WHAT THE TASK REQUIRES |
Turn the lines from the start of the records through the line containing "day-section: 23 januari" into a numbered list, leaving out any blank lines.

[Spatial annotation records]
-*-
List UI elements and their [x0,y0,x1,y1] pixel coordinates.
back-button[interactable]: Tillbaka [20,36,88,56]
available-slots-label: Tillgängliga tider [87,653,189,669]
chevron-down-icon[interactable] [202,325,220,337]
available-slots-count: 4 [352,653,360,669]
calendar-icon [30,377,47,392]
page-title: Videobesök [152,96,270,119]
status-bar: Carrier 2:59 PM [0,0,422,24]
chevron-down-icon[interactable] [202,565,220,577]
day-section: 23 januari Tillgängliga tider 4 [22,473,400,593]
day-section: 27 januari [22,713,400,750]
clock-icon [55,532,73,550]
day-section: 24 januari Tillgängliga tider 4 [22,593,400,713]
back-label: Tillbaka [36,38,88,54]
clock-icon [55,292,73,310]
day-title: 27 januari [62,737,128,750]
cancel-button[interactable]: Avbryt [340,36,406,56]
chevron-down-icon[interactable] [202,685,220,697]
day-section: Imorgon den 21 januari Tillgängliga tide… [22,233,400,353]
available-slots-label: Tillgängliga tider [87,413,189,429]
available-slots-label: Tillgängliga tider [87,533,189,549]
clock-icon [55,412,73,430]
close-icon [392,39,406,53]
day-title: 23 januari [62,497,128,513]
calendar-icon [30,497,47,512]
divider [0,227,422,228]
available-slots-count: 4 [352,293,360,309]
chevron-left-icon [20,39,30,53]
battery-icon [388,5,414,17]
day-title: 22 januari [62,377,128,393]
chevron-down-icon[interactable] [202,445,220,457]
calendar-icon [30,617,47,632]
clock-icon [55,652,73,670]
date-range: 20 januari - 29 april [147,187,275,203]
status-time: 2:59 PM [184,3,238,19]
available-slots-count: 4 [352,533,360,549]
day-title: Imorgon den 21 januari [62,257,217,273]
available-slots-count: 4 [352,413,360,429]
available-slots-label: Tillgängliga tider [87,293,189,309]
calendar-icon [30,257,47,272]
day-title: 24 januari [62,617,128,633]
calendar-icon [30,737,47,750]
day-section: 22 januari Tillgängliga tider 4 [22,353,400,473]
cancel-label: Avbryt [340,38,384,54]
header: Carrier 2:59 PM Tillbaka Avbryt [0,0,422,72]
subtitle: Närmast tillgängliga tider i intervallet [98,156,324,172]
-*-
RESPONSE FOR THIS EXERCISE |
1. List UI elements and their [x0,y0,x1,y1] pixel coordinates.
2. back-button[interactable]: Tillbaka [20,36,88,56]
3. available-slots-label: Tillgängliga tider [87,653,189,669]
4. chevron-down-icon[interactable] [202,325,220,337]
5. available-slots-count: 4 [352,653,360,669]
6. calendar-icon [30,377,47,392]
7. page-title: Videobesök [152,96,270,119]
8. status-bar: Carrier 2:59 PM [0,0,422,24]
9. chevron-down-icon[interactable] [202,565,220,577]
10. day-section: 23 januari Tillgängliga tider 4 [22,473,400,593]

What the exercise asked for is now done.